» Reading passage:
════════════════

STATE OF NEW JERSEY, PLAINTIFF-RESPONDENT,
v.
RONNELL DAVIS, DEFENDANT-APPELLANT.



On appeal from Superior Court of New Jersey, Law Division, Middlesex County, Indictment No. 05-12-01571.

Per curiam.

NOT FOR PUBLICATION WITHOUT THE APPROVAL OF THE APPELLATE DIVISION

Submitted March 11, 2009

Before Judges Rodríguez and Waugh.

Defendant Ronnell Davis appeals his conviction for attempted murder, unlawful possession of a weapon, and possession of a weapon for an unlawful purpose. Davis was sentenced to imprisonment for an aggregate of twenty-five years, subject to the eight-five percent parole ineligibility provisions of the No Early Release Act (NERA), N.J.S.A. 2C:43-7.2. We reverse and remand for a new trial.

I.

We discern the following facts and procedural history from the record.

A.

On October 29, 2004, at approximately 7:30 p.m., Dale Foat was shot twice; once in the head and once in the chest. As a result of the shooting, a portion of his left lung was removed.

On October 30, 2004, Foat identified Davis as the shooter and Albert Snell as being involved in the shooting. After Foat was arrested on unrelated drug charges in November 2004 and released on bail, he recanted his identification, denying that Davis had any involvement in the shooting. He subsequently identified Snell as the shooter.

Davis was indicted on December 14, 2005, and charged with: first-degree attempted murder, N.J.S.A. 2C:5-1 and N.J.S.A. 2C:11-3(a)(1),(2) (count one); third-degree unlawful possession of a weapon, N.J.S.A. 2C:39-5(b) (count two); second-degree possession of a weapon for an unlawful purpose, N.J.S.A. 2C:39-4(a) (count three); and third-degree witness tampering, N.J.S.A. 2C:28-5(a) (count four). The fourth count related to allegations that Davis had caused Foat to recant his original identification of Davis as the shooter.

B.

The trial commenced on July 18, 2006. There was no forensic evidence tying Davis to the shooting and, as noted, Foat had recanted his statement that Davis shot him. The State presented testimony, including Foat's recorded statement under oath, that Davis shot Foat and that, when Foat was subsequently arrested on unrelated drug charges, Davis arranged for his bail to be posted in exchange for Foat recanting his story and implicating Snell in the shooting. The State called Foat and his bail bondsmen, Robert Ellison, as witnesses at trial, but neither witness implicated Davis in the shooting or supported the State's theory of his involvement in the posting of Foat's bail.

Foat had initially refused to appear as a witness at all, and it was suggested by the State that it would seek to have his sworn statement introduced pursuant to N.J.R.E. 804(a)(2) and (b)(1)(A).*fn1 Ultimately, Foat did appear as a witness, repudiated his earlier statement to the effect that he was shot by Davis, and testified that Snell shot him. The audiotape of the statement implicating Davis was played for the jury pursuant to N.J.R.E. 613 and 803(a).

Prior to the indictment against Davis, Ellison had given the police a sworn statement to the effect that he was approached by Davis, whom he knew as "Love," and asked how much cash would be required to obtain a $50,000 bail bond, but without mentioning Foat. He told "Love" that it would cost $2,500. Shortly thereafter, Foat's relatives came to Ellison's office with $2,500 and arranged for the bail bond. Just before the start of the trial, however, Ellison also recanted his identification of Davis as the "Love" involved with Foat's bail, contending that it had been someone else whom he also knew as "Love."

════════════════

» Provided entries:
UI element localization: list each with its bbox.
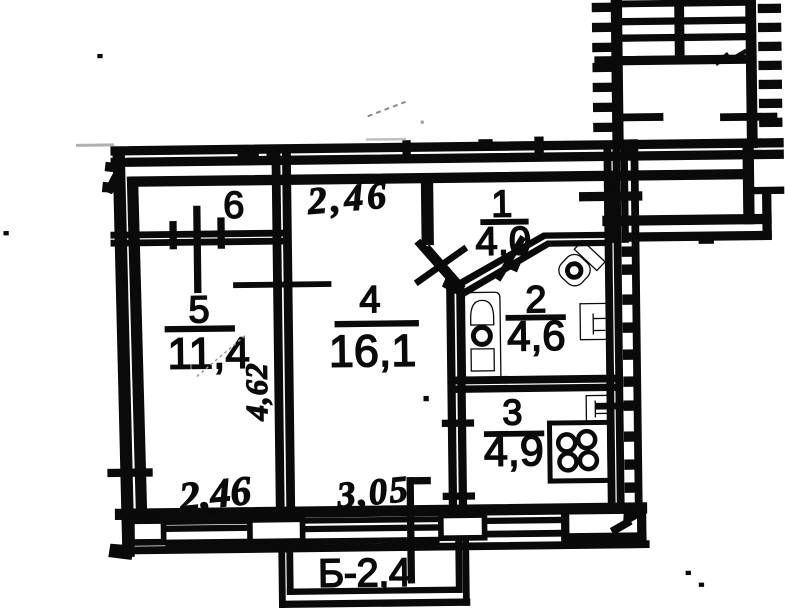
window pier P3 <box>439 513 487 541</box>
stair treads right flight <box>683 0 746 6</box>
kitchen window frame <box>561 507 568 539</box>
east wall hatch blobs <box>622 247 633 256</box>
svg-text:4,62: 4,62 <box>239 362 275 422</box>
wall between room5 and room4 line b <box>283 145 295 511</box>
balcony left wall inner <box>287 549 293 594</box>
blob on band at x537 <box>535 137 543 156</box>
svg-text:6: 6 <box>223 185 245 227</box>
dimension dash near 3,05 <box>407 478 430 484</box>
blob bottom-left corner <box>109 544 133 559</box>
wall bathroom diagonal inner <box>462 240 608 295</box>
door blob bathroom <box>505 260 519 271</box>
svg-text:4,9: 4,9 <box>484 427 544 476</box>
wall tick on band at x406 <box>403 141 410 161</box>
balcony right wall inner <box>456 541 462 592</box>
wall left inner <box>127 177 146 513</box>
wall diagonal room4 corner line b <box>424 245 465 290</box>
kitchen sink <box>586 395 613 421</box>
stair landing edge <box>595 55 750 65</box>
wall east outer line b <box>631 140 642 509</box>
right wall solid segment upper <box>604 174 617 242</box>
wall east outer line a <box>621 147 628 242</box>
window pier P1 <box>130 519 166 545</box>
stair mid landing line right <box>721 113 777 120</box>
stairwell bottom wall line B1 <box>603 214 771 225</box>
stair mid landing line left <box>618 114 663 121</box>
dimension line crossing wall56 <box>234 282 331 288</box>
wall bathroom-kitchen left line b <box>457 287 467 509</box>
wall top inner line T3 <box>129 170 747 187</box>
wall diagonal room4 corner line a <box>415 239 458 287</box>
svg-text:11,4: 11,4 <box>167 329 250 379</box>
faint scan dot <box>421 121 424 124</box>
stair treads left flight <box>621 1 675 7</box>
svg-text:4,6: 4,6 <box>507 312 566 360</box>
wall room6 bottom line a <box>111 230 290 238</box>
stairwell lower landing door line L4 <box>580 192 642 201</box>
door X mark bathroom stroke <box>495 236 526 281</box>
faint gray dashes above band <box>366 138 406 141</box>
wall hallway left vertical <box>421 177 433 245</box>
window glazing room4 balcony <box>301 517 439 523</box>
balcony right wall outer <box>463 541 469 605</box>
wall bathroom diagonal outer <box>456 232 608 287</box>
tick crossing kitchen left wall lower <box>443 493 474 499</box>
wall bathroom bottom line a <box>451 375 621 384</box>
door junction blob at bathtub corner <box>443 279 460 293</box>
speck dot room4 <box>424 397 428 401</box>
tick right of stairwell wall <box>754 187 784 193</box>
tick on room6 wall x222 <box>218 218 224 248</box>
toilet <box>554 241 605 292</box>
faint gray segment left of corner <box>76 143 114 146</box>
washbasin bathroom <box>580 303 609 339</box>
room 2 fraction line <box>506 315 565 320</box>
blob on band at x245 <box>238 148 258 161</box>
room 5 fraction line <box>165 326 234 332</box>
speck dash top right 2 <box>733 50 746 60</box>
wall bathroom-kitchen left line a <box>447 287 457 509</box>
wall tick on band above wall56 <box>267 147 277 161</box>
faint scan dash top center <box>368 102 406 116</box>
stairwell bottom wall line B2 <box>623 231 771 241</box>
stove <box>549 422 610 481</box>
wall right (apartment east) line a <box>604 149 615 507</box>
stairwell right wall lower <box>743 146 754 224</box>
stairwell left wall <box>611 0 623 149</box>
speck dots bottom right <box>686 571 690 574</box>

════════════════

» Exercise tasks:
• A. List every charge brought against Davis in the indictment described in the court opinion, with its degree.
• B. In the entries, begin at the line that has "window pier P3 <box>439 513 487 541</box>" and stop after the line that has "svg-text:6: 6 <box>223 185 245 227</box>". Write out only those lines, changing "kitchen window frame" to "kitchen window sill" and leaving everything else unchanged.
The court opinion and the entries come from separate, unrelated sources.

» Complete answers:
• A.
- First-degree attempted murder
- Third-degree unlawful possession of a weapon
- Second-degree possession of a weapon for an unlawful purpose
- Third-degree witness tampering

• B.
window pier P3 <box>439 513 487 541</box>
stair treads right flight <box>683 0 746 6</box>
kitchen window sill <box>561 507 568 539</box>
east wall hatch blobs <box>622 247 633 256</box>
svg-text:4,62: 4,62 <box>239 362 275 422</box>
wall between room5 and room4 line b <box>283 145 295 511</box>
balcony left wall inner <box>287 549 293 594</box>
blob on band at x537 <box>535 137 543 156</box>
svg-text:6: 6 <box>223 185 245 227</box>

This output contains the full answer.